From the listing below, pull out every line where the string "Temperature" appears.

.....

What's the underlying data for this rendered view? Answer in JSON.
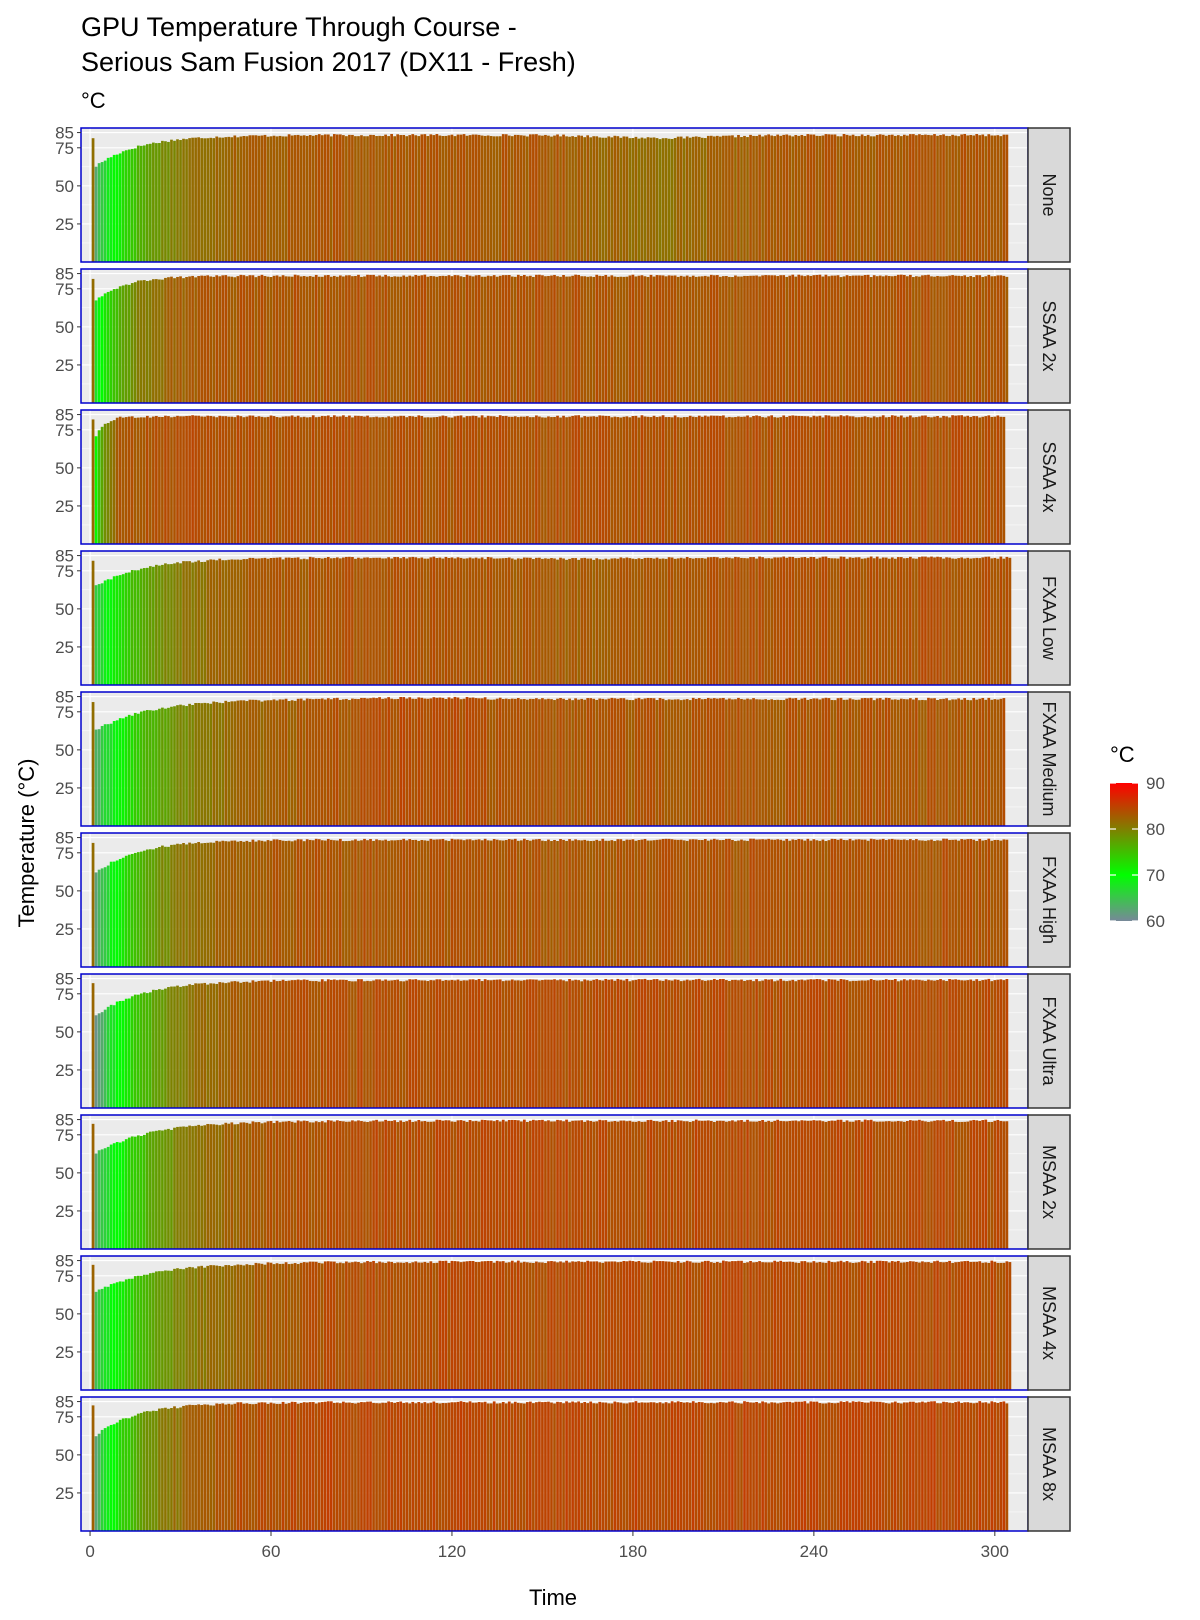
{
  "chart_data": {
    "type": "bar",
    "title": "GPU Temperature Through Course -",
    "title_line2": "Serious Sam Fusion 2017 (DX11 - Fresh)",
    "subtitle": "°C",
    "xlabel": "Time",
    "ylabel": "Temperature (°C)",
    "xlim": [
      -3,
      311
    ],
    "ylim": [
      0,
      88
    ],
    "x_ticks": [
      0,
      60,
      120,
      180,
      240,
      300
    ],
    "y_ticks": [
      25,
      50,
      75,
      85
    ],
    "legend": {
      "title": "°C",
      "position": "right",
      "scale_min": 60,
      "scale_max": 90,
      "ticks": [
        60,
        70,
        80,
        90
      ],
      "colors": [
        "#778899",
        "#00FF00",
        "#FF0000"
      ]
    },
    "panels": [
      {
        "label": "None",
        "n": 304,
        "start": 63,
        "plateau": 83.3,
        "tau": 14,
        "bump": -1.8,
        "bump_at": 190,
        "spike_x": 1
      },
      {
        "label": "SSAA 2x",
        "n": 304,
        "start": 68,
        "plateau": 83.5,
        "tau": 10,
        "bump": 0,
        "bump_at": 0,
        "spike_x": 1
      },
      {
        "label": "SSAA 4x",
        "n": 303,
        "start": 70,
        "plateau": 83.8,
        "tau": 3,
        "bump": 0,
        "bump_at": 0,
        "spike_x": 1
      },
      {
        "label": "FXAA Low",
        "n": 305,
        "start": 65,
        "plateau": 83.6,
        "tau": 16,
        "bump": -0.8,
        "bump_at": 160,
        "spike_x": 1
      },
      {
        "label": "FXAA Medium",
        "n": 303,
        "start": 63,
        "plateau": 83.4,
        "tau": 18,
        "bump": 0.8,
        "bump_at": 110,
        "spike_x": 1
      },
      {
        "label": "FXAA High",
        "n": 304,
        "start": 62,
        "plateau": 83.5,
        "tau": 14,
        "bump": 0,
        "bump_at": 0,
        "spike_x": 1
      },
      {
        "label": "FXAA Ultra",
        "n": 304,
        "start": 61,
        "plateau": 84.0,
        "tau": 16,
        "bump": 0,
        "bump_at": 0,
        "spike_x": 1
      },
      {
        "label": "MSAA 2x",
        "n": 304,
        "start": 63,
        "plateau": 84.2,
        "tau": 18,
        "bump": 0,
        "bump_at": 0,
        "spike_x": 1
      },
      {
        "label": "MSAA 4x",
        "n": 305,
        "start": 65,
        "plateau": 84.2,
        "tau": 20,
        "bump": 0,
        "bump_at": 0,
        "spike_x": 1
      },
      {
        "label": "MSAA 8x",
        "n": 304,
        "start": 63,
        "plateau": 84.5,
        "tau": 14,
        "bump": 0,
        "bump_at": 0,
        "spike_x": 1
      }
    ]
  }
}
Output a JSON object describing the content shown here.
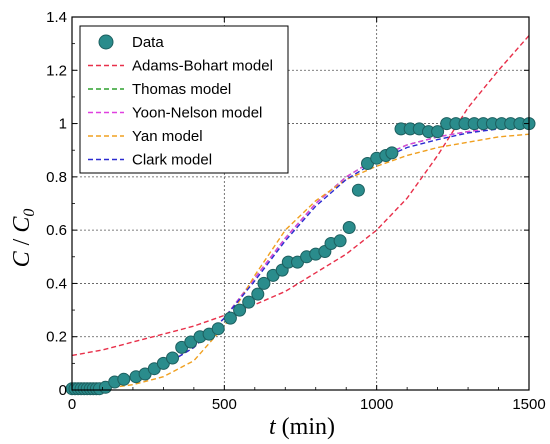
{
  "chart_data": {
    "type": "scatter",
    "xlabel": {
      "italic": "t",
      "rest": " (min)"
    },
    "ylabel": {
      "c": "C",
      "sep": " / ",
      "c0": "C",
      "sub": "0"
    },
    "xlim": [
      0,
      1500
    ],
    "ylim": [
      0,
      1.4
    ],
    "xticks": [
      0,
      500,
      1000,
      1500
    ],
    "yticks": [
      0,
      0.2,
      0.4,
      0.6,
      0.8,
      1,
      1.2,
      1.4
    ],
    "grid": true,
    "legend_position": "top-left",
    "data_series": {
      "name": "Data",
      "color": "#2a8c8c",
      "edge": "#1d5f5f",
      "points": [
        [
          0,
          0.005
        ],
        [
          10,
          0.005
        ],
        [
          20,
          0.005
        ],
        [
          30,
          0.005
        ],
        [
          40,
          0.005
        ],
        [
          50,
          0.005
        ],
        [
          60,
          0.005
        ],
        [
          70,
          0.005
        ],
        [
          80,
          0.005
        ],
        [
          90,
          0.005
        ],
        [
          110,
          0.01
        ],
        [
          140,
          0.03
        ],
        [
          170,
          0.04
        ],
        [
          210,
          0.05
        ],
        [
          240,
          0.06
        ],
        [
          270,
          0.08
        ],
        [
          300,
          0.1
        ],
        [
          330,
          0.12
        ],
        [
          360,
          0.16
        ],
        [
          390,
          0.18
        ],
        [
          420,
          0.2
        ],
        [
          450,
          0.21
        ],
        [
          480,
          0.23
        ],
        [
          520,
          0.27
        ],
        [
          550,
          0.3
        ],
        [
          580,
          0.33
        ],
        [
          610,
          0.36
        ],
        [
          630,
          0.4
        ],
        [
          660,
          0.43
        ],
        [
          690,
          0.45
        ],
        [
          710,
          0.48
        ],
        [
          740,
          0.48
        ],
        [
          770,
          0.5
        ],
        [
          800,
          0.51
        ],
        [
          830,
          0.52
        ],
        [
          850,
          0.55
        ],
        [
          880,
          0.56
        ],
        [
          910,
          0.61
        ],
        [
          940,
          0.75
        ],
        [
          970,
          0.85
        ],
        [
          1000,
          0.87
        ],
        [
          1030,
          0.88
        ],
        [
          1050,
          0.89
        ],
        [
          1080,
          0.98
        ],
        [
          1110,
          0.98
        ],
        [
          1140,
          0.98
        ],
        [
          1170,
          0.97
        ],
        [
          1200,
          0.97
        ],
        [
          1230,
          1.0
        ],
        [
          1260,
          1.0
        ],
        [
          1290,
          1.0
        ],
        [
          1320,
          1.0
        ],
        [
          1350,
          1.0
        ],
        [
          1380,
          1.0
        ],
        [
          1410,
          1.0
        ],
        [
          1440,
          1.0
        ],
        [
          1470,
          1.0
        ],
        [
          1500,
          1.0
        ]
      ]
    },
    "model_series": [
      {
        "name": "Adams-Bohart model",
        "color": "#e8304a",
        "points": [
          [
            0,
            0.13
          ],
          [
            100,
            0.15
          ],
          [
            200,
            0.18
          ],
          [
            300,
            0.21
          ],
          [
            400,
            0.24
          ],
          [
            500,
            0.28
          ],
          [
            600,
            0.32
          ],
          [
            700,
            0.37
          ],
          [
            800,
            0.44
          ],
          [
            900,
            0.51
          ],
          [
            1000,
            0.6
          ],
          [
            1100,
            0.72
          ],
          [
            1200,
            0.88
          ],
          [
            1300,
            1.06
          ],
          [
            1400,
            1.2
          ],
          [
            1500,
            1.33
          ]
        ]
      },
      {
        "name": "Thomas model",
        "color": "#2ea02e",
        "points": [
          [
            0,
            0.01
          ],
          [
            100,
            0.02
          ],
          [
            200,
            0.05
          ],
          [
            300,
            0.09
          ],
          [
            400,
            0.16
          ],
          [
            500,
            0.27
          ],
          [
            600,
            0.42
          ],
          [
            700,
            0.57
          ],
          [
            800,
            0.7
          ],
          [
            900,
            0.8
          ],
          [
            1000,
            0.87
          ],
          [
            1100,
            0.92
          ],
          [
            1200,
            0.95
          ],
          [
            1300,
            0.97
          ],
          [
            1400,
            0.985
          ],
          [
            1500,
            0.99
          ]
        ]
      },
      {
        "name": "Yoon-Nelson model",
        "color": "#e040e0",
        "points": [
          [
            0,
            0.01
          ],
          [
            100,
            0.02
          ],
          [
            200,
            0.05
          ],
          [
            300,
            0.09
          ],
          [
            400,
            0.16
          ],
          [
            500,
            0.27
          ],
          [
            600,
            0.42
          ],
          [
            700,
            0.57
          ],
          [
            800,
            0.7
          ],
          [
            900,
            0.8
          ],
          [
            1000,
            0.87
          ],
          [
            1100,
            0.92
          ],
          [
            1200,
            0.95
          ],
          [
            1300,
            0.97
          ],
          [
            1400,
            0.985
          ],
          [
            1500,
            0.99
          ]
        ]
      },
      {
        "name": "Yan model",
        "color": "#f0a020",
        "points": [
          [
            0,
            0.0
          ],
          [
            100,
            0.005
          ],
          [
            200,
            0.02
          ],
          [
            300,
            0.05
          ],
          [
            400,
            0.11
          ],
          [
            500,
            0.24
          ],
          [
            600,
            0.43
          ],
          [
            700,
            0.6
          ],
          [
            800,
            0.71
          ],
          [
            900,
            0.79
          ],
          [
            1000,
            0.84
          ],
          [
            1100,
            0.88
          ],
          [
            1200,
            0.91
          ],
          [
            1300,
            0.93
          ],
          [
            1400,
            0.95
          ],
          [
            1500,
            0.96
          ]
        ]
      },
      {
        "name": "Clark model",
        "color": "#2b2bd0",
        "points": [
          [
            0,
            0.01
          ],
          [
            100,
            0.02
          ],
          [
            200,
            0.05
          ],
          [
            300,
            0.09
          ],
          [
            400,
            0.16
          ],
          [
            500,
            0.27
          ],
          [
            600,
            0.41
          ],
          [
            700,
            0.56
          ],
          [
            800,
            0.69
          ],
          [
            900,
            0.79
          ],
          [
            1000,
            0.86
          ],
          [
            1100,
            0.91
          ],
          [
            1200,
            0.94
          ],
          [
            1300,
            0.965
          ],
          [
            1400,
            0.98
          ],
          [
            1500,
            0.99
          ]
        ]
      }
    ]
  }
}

.....

# Answer:
    "title": "GPU Temperature Through Course -",
    "ylabel": "Temperature (°C)",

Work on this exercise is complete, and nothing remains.